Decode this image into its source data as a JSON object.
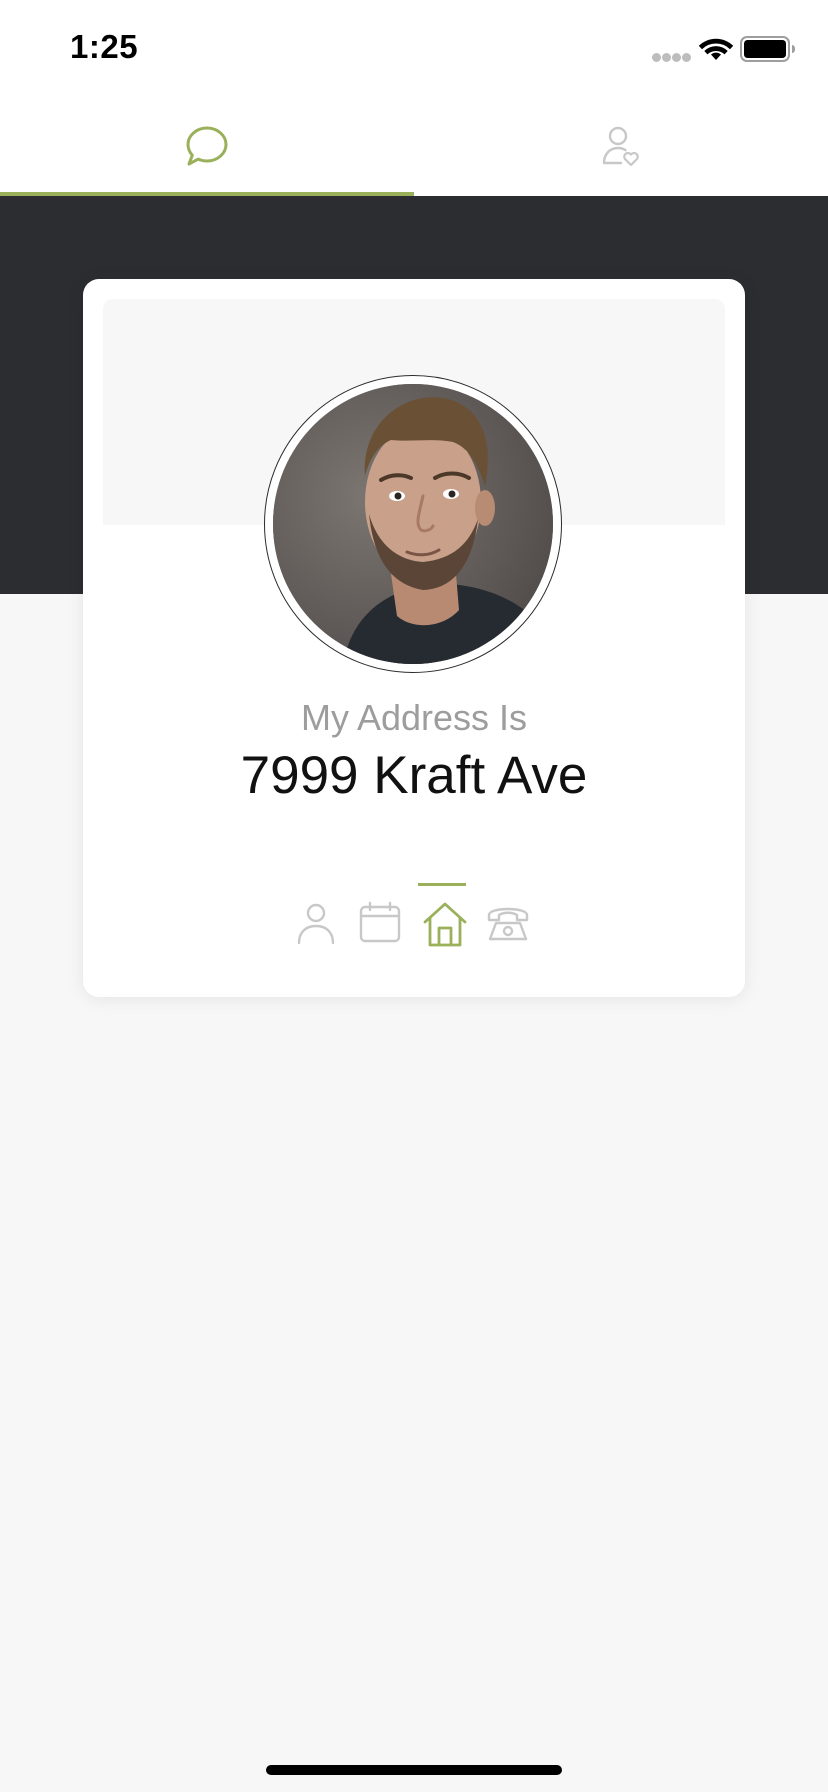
{
  "status_bar": {
    "time": "1:25"
  },
  "top_tabs": [
    {
      "icon": "chat-bubble-icon",
      "active": true
    },
    {
      "icon": "user-heart-icon",
      "active": false
    }
  ],
  "card": {
    "avatar": "profile-photo",
    "label": "My Address Is",
    "value": "7999 Kraft Ave",
    "info_tabs": [
      {
        "icon": "person-icon",
        "active": false
      },
      {
        "icon": "calendar-icon",
        "active": false
      },
      {
        "icon": "home-icon",
        "active": true
      },
      {
        "icon": "telephone-icon",
        "active": false
      }
    ]
  },
  "colors": {
    "accent": "#9bb05a",
    "dark_band": "#2c2d31",
    "inactive_icon": "#c8c8c8",
    "label_gray": "#9d9d9d"
  }
}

○ ○ ○ ○ ○

> [REQUIRED WORK]:
Leave out all pictures, then copy the remaining material exactly.

> [WRITTEN ANSWER]:
Decode this image into its source data as a JSON object.
{
  "status_bar": {
    "time": "1:25"
  },
  "top_tabs": [
    {
      "icon": "chat-bubble-icon",
      "active": true
    },
    {
      "icon": "user-heart-icon",
      "active": false
    }
  ],
  "card": {
    "avatar": "profile-photo",
    "label": "My Address Is",
    "value": "7999 Kraft Ave",
    "info_tabs": [
      {
        "icon": "person-icon",
        "active": false
      },
      {
        "icon": "calendar-icon",
        "active": false
      },
      {
        "icon": "home-icon",
        "active": true
      },
      {
        "icon": "telephone-icon",
        "active": false
      }
    ]
  },
  "colors": {
    "accent": "#9bb05a",
    "dark_band": "#2c2d31",
    "inactive_icon": "#c8c8c8",
    "label_gray": "#9d9d9d"
  }
}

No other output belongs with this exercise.